-- Source records --

::::::

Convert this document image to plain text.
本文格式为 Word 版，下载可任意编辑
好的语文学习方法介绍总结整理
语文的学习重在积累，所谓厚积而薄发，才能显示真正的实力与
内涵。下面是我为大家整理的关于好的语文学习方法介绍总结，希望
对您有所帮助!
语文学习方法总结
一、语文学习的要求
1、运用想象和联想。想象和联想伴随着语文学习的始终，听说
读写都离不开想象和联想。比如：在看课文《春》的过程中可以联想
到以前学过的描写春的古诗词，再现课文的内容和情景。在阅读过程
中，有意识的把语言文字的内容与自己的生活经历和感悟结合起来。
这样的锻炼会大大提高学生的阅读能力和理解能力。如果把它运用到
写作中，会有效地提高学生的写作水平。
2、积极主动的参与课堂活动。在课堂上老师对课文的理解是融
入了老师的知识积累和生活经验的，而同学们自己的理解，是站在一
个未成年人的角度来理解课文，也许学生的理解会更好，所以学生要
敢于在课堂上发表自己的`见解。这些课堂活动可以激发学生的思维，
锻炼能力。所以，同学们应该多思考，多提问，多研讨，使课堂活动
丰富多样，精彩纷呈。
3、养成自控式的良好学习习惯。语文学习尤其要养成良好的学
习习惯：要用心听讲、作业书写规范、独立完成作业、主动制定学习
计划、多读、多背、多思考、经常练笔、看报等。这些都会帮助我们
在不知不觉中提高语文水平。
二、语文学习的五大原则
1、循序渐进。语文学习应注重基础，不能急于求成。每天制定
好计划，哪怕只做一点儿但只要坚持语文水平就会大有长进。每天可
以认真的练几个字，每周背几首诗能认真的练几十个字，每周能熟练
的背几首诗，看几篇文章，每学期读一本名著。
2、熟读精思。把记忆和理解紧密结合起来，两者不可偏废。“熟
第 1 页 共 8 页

::::::

-- Task to carry out --
Extract each record, keeping it identical to the original.

-- Exercise answer --
Convert this document image to plain text.
本文格式为 Word 版，下载可任意编辑
好的语文学习方法介绍总结整理
语文的学习重在积累，所谓厚积而薄发，才能显示真正的实力与
内涵。下面是我为大家整理的关于好的语文学习方法介绍总结，希望
对您有所帮助!
语文学习方法总结
一、语文学习的要求
1、运用想象和联想。想象和联想伴随着语文学习的始终，听说
读写都离不开想象和联想。比如：在看课文《春》的过程中可以联想
到以前学过的描写春的古诗词，再现课文的内容和情景。在阅读过程
中，有意识的把语言文字的内容与自己的生活经历和感悟结合起来。
这样的锻炼会大大提高学生的阅读能力和理解能力。如果把它运用到
写作中，会有效地提高学生的写作水平。
2、积极主动的参与课堂活动。在课堂上老师对课文的理解是融
入了老师的知识积累和生活经验的，而同学们自己的理解，是站在一
个未成年人的角度来理解课文，也许学生的理解会更好，所以学生要
敢于在课堂上发表自己的`见解。这些课堂活动可以激发学生的思维，
锻炼能力。所以，同学们应该多思考，多提问，多研讨，使课堂活动
丰富多样，精彩纷呈。
3、养成自控式的良好学习习惯。语文学习尤其要养成良好的学
习习惯：要用心听讲、作业书写规范、独立完成作业、主动制定学习
计划、多读、多背、多思考、经常练笔、看报等。这些都会帮助我们
在不知不觉中提高语文水平。
二、语文学习的五大原则
1、循序渐进。语文学习应注重基础，不能急于求成。每天制定
好计划，哪怕只做一点儿但只要坚持语文水平就会大有长进。每天可
以认真的练几个字，每周背几首诗能认真的练几十个字，每周能熟练
的背几首诗，看几篇文章，每学期读一本名著。
2、熟读精思。把记忆和理解紧密结合起来，两者不可偏废。“熟
第 1 页 共 8 页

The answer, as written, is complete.